→ **PROBLEM TO WORK ON**
Scan the data. Collect each line that contains the word "古罗马斗技场".

-- BEGIN GIVEN INFORMATION --

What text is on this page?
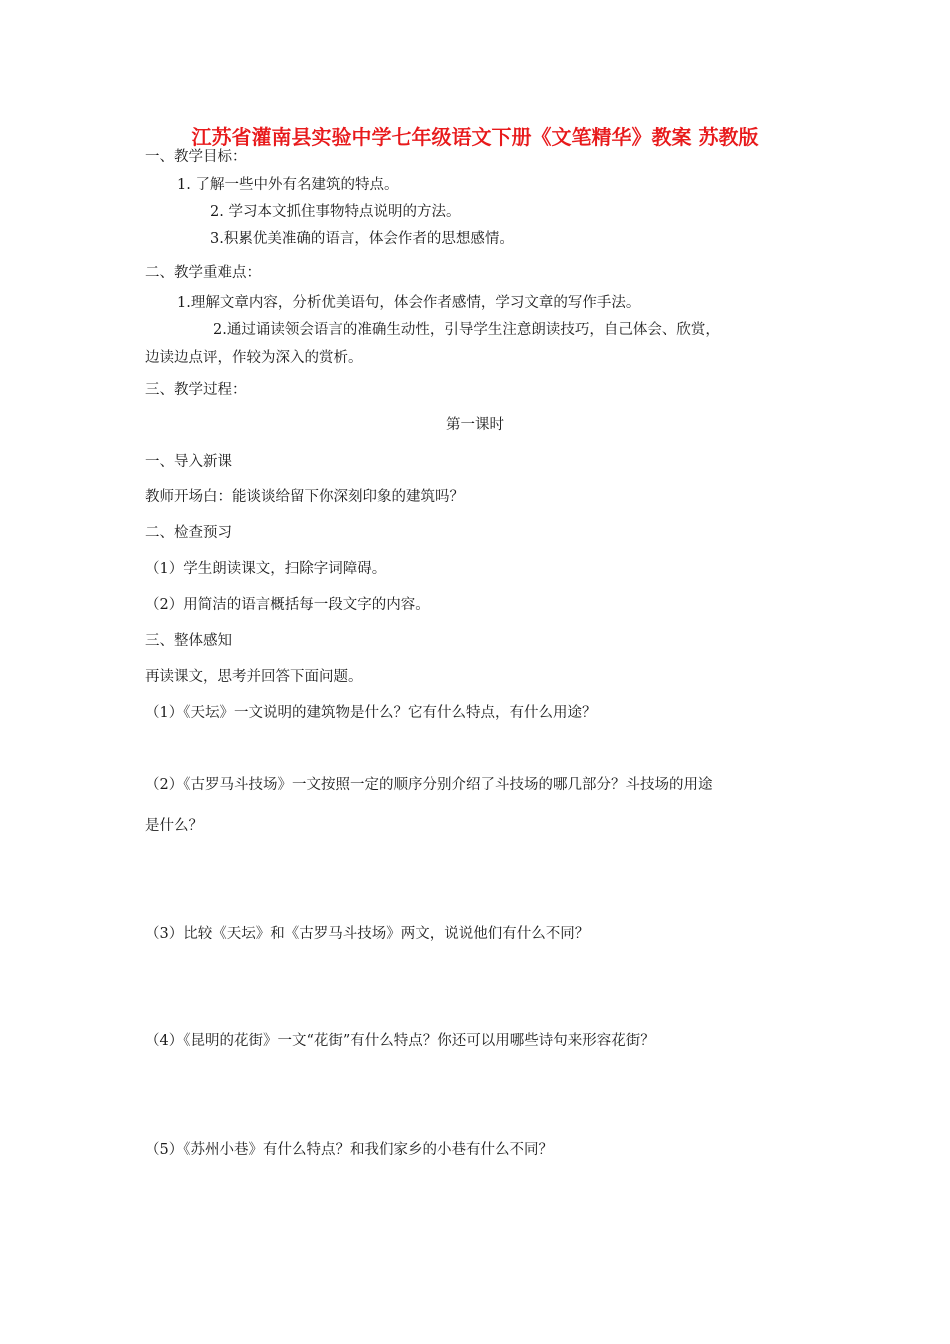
江苏省灌南县实验中学七年级语文下册《文笔精华》教案 苏教版
一、教学目标：
1. 了解一些中外有名建筑的特点。
2. 学习本文抓住事物特点说明的方法。
3.积累优美准确的语言，体会作者的思想感情。
二、教学重难点：
1.理解文章内容，分析优美语句，体会作者感情，学习文章的写作手法。
2.通过诵读领会语言的准确生动性，引导学生注意朗读技巧，自己体会、欣赏，
边读边点评，作较为深入的赏析。
三、教学过程：
第一课时
一、导入新课
教师开场白：能谈谈给留下你深刻印象的建筑吗？
二、检查预习
（1）学生朗读课文，扫除字词障碍。
（2）用简洁的语言概括每一段文字的内容。
三、整体感知
再读课文，思考并回答下面问题。
（1）《天坛》一文说明的建筑物是什么？它有什么特点，有什么用途？
（2）《古罗马斗技场》一文按照一定的顺序分别介绍了斗技场的哪几部分？斗技场的用途
是什么？
（3）比较《天坛》和《古罗马斗技场》两文，说说他们有什么不同？
（4）《昆明的花街》一文“花街”有什么特点？你还可以用哪些诗句来形容花街？
（5）《苏州小巷》有什么特点？和我们家乡的小巷有什么不同？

-- END GIVEN INFORMATION --

→ **FULL ANSWER**
（2）《古罗马斗技场》一文按照一定的顺序分别介绍了斗技场的哪几部分？斗技场的用途
（3）比较《天坛》和《古罗马斗技场》两文，说说他们有什么不同？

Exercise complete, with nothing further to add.